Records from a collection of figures
[START]

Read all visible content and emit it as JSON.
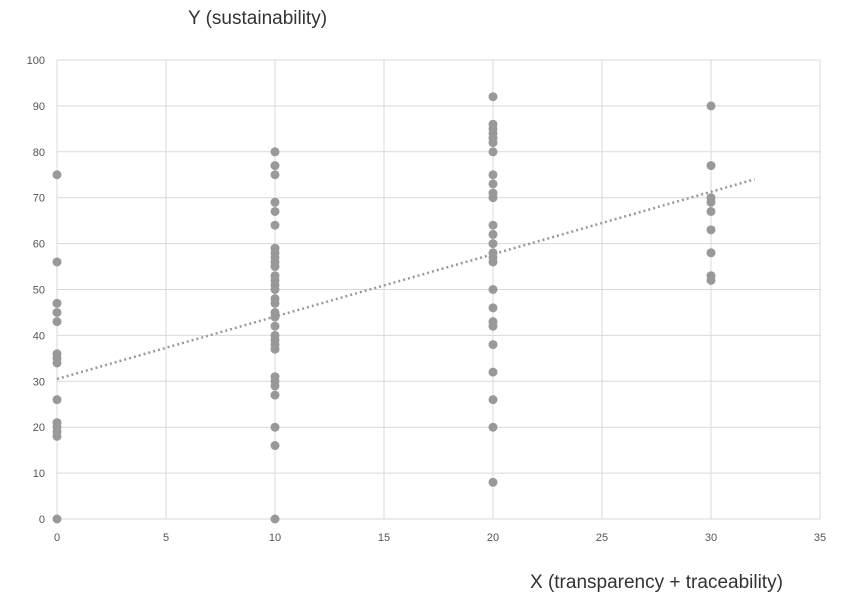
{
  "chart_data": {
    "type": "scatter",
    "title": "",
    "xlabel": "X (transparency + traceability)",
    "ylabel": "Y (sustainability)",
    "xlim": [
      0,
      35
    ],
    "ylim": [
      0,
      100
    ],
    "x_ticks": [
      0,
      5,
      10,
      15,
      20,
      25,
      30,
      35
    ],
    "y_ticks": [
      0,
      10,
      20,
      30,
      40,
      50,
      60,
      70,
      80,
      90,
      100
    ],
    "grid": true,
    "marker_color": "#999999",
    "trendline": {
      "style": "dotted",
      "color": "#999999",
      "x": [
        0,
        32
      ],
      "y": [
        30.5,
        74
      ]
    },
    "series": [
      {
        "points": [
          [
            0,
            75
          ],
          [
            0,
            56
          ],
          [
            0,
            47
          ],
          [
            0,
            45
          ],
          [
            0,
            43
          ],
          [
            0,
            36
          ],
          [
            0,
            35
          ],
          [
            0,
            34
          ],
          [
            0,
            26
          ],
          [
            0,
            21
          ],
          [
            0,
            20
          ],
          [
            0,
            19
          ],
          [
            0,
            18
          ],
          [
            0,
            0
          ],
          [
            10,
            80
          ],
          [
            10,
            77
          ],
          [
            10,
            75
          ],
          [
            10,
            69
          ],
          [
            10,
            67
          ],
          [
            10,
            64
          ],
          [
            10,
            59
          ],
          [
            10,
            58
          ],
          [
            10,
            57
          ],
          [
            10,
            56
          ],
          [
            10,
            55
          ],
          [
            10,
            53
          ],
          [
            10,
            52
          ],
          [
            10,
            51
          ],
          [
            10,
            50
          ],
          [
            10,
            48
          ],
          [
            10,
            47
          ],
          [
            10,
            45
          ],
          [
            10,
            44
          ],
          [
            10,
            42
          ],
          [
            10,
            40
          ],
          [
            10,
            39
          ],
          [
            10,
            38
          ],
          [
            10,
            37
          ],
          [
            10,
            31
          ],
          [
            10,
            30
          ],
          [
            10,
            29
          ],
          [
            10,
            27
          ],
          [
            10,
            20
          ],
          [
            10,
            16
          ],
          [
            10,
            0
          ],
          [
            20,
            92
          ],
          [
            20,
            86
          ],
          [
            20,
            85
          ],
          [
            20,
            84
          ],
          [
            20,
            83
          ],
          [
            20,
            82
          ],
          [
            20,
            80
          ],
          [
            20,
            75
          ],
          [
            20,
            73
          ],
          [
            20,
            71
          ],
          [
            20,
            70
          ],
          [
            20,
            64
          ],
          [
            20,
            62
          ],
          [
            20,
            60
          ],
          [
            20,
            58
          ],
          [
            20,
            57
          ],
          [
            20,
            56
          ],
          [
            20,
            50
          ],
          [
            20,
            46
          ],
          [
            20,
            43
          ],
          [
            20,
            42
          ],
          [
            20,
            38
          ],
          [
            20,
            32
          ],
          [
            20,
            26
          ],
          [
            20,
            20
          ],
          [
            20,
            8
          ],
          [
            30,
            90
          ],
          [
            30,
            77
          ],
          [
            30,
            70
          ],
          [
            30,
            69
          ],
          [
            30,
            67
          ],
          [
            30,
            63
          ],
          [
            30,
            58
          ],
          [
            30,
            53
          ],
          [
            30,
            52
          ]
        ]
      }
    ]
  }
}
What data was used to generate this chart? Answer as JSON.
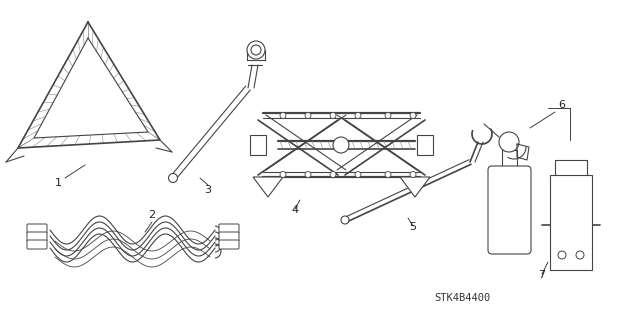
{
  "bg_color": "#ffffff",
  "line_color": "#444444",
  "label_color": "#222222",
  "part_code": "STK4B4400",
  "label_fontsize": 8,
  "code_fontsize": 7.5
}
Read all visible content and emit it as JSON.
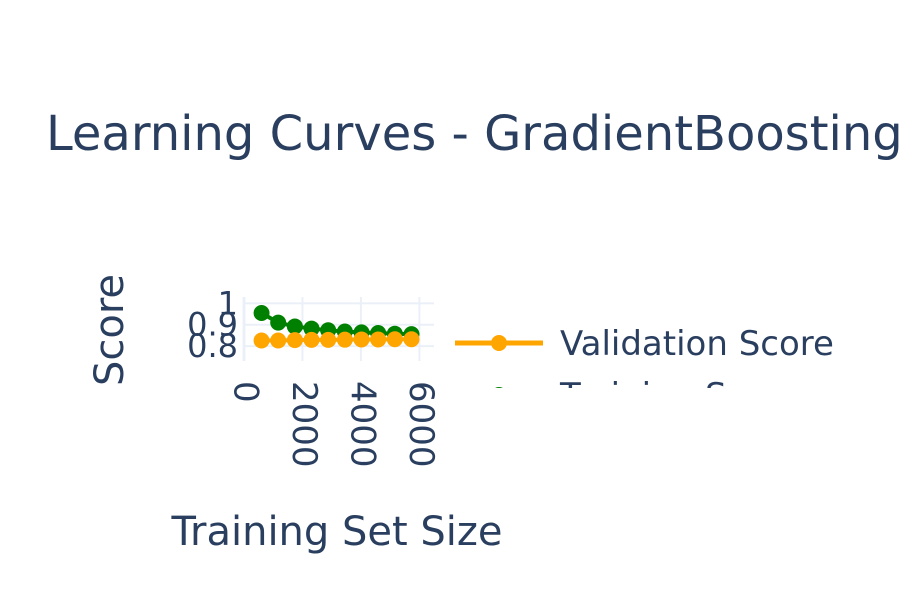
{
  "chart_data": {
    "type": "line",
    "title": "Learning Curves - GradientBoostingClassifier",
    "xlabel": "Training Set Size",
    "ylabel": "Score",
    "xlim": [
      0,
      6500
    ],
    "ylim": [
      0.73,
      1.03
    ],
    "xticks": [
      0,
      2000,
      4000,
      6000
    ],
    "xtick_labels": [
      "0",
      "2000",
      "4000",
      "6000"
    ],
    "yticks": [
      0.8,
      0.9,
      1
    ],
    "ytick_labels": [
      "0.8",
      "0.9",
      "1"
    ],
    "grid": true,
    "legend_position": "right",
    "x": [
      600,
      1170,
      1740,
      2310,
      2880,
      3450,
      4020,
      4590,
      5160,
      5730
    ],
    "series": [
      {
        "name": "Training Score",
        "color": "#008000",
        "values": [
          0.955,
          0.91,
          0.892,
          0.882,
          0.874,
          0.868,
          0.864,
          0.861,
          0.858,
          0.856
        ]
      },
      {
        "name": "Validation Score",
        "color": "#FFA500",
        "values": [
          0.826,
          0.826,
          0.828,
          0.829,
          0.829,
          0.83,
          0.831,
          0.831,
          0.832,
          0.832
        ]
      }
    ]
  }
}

[END]

— Goal —
Write out each line again precisely as it appears, skipping every picture.

— Output for this exercise —
Read all visible content and emit it as JSON.
{
  "chart_data": {
    "type": "scatter",
    "title": "",
    "xlabel": "X (transparency + traceability)",
    "ylabel": "Y (sustainability)",
    "xlim": [
      0,
      35
    ],
    "ylim": [
      0,
      100
    ],
    "x_ticks": [
      0,
      5,
      10,
      15,
      20,
      25,
      30,
      35
    ],
    "y_ticks": [
      0,
      10,
      20,
      30,
      40,
      50,
      60,
      70,
      80,
      90,
      100
    ],
    "grid": true,
    "marker_color": "#999999",
    "trendline": {
      "style": "dotted",
      "color": "#999999",
      "x": [
        0,
        32
      ],
      "y": [
        30.5,
        74
      ]
    },
    "series": [
      {
        "points": [
          [
            0,
            75
          ],
          [
            0,
            56
          ],
          [
            0,
            47
          ],
          [
            0,
            45
          ],
          [
            0,
            43
          ],
          [
            0,
            36
          ],
          [
            0,
            35
          ],
          [
            0,
            34
          ],
          [
            0,
            26
          ],
          [
            0,
            21
          ],
          [
            0,
            20
          ],
          [
            0,
            19
          ],
          [
            0,
            18
          ],
          [
            0,
            0
          ],
          [
            10,
            80
          ],
          [
            10,
            77
          ],
          [
            10,
            75
          ],
          [
            10,
            69
          ],
          [
            10,
            67
          ],
          [
            10,
            64
          ],
          [
            10,
            59
          ],
          [
            10,
            58
          ],
          [
            10,
            57
          ],
          [
            10,
            56
          ],
          [
            10,
            55
          ],
          [
            10,
            53
          ],
          [
            10,
            52
          ],
          [
            10,
            51
          ],
          [
            10,
            50
          ],
          [
            10,
            48
          ],
          [
            10,
            47
          ],
          [
            10,
            45
          ],
          [
            10,
            44
          ],
          [
            10,
            42
          ],
          [
            10,
            40
          ],
          [
            10,
            39
          ],
          [
            10,
            38
          ],
          [
            10,
            37
          ],
          [
            10,
            31
          ],
          [
            10,
            30
          ],
          [
            10,
            29
          ],
          [
            10,
            27
          ],
          [
            10,
            20
          ],
          [
            10,
            16
          ],
          [
            10,
            0
          ],
          [
            20,
            92
          ],
          [
            20,
            86
          ],
          [
            20,
            85
          ],
          [
            20,
            84
          ],
          [
            20,
            83
          ],
          [
            20,
            82
          ],
          [
            20,
            80
          ],
          [
            20,
            75
          ],
          [
            20,
            73
          ],
          [
            20,
            71
          ],
          [
            20,
            70
          ],
          [
            20,
            64
          ],
          [
            20,
            62
          ],
          [
            20,
            60
          ],
          [
            20,
            58
          ],
          [
            20,
            57
          ],
          [
            20,
            56
          ],
          [
            20,
            50
          ],
          [
            20,
            46
          ],
          [
            20,
            43
          ],
          [
            20,
            42
          ],
          [
            20,
            38
          ],
          [
            20,
            32
          ],
          [
            20,
            26
          ],
          [
            20,
            20
          ],
          [
            20,
            8
          ],
          [
            30,
            90
          ],
          [
            30,
            77
          ],
          [
            30,
            70
          ],
          [
            30,
            69
          ],
          [
            30,
            67
          ],
          [
            30,
            63
          ],
          [
            30,
            58
          ],
          [
            30,
            53
          ],
          [
            30,
            52
          ]
        ]
      }
    ]
  }
}
What data was used to generate this chart? Answer as JSON.
{
  "bg_color": "#ffffff",
  "line_color": "#444444",
  "label_color": "#222222",
  "part_code": "STK4B4400",
  "label_fontsize": 8,
  "code_fontsize": 7.5
}
Read all visible content and emit it as JSON.
{
  "chart_data": {
    "type": "line",
    "title": "Learning Curves - GradientBoostingClassifier",
    "xlabel": "Training Set Size",
    "ylabel": "Score",
    "xlim": [
      0,
      6500
    ],
    "ylim": [
      0.73,
      1.03
    ],
    "xticks": [
      0,
      2000,
      4000,
      6000
    ],
    "xtick_labels": [
      "0",
      "2000",
      "4000",
      "6000"
    ],
    "yticks": [
      0.8,
      0.9,
      1
    ],
    "ytick_labels": [
      "0.8",
      "0.9",
      "1"
    ],
    "grid": true,
    "legend_position": "right",
    "x": [
      600,
      1170,
      1740,
      2310,
      2880,
      3450,
      4020,
      4590,
      5160,
      5730
    ],
    "series": [
      {
        "name": "Training Score",
        "color": "#008000",
        "values": [
          0.955,
          0.91,
          0.892,
          0.882,
          0.874,
          0.868,
          0.864,
          0.861,
          0.858,
          0.856
        ]
      },
      {
        "name": "Validation Score",
        "color": "#FFA500",
        "values": [
          0.826,
          0.826,
          0.828,
          0.829,
          0.829,
          0.83,
          0.831,
          0.831,
          0.832,
          0.832
        ]
      }
    ]
  }
}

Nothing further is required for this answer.